● WRITTEN TASK: Please quote every line word for word.

● GIVEN ENTRIES:
====

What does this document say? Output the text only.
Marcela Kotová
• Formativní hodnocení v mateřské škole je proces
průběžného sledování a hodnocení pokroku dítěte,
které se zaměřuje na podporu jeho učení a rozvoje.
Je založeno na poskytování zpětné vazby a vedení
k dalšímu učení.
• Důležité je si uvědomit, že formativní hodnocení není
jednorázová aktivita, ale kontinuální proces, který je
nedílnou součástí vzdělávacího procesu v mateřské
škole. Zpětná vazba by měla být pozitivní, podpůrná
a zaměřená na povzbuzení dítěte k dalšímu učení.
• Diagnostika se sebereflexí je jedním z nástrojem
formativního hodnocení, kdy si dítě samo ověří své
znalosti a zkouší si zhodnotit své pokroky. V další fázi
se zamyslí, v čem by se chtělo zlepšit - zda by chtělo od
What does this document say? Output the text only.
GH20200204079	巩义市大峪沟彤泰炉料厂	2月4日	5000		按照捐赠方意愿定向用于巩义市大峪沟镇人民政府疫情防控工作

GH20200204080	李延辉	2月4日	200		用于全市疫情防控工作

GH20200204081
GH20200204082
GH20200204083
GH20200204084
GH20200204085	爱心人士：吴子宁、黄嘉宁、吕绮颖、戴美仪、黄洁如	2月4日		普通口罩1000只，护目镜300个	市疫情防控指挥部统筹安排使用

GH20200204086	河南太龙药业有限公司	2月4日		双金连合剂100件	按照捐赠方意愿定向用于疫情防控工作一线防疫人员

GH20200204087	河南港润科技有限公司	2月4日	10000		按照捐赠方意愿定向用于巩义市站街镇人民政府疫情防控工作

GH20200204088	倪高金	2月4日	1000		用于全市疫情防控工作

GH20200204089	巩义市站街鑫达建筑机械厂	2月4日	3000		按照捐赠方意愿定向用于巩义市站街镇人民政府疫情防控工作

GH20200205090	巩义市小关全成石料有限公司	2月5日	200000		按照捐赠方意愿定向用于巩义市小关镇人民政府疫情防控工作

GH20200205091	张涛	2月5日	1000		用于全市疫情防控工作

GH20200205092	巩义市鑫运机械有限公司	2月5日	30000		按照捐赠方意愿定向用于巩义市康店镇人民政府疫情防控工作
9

====

● WRITTEN SOLUTION:
What does this document say? Output the text only.
Marcela Kotová
• Formativní hodnocení v mateřské škole je proces
průběžného sledování a hodnocení pokroku dítěte,
které se zaměřuje na podporu jeho učení a rozvoje.
Je založeno na poskytování zpětné vazby a vedení
k dalšímu učení.
• Důležité je si uvědomit, že formativní hodnocení není
jednorázová aktivita, ale kontinuální proces, který je
nedílnou součástí vzdělávacího procesu v mateřské
škole. Zpětná vazba by měla být pozitivní, podpůrná
a zaměřená na povzbuzení dítěte k dalšímu učení.
• Diagnostika se sebereflexí je jedním z nástrojem
formativního hodnocení, kdy si dítě samo ověří své
znalosti a zkouší si zhodnotit své pokroky. V další fázi
se zamyslí, v čem by se chtělo zlepšit - zda by chtělo od
What does this document say? Output the text only.
GH20200204079	巩义市大峪沟彤泰炉料厂	2月4日	5000		按照捐赠方意愿定向用于巩义市大峪沟镇人民政府疫情防控工作

GH20200204080	李延辉	2月4日	200		用于全市疫情防控工作

GH20200204081
GH20200204082
GH20200204083
GH20200204084
GH20200204085	爱心人士：吴子宁、黄嘉宁、吕绮颖、戴美仪、黄洁如	2月4日		普通口罩1000只，护目镜300个	市疫情防控指挥部统筹安排使用

GH20200204086	河南太龙药业有限公司	2月4日		双金连合剂100件	按照捐赠方意愿定向用于疫情防控工作一线防疫人员

GH20200204087	河南港润科技有限公司	2月4日	10000		按照捐赠方意愿定向用于巩义市站街镇人民政府疫情防控工作

GH20200204088	倪高金	2月4日	1000		用于全市疫情防控工作

GH20200204089	巩义市站街鑫达建筑机械厂	2月4日	3000		按照捐赠方意愿定向用于巩义市站街镇人民政府疫情防控工作

GH20200205090	巩义市小关全成石料有限公司	2月5日	200000		按照捐赠方意愿定向用于巩义市小关镇人民政府疫情防控工作

GH20200205091	张涛	2月5日	1000		用于全市疫情防控工作

GH20200205092	巩义市鑫运机械有限公司	2月5日	30000		按照捐赠方意愿定向用于巩义市康店镇人民政府疫情防控工作
9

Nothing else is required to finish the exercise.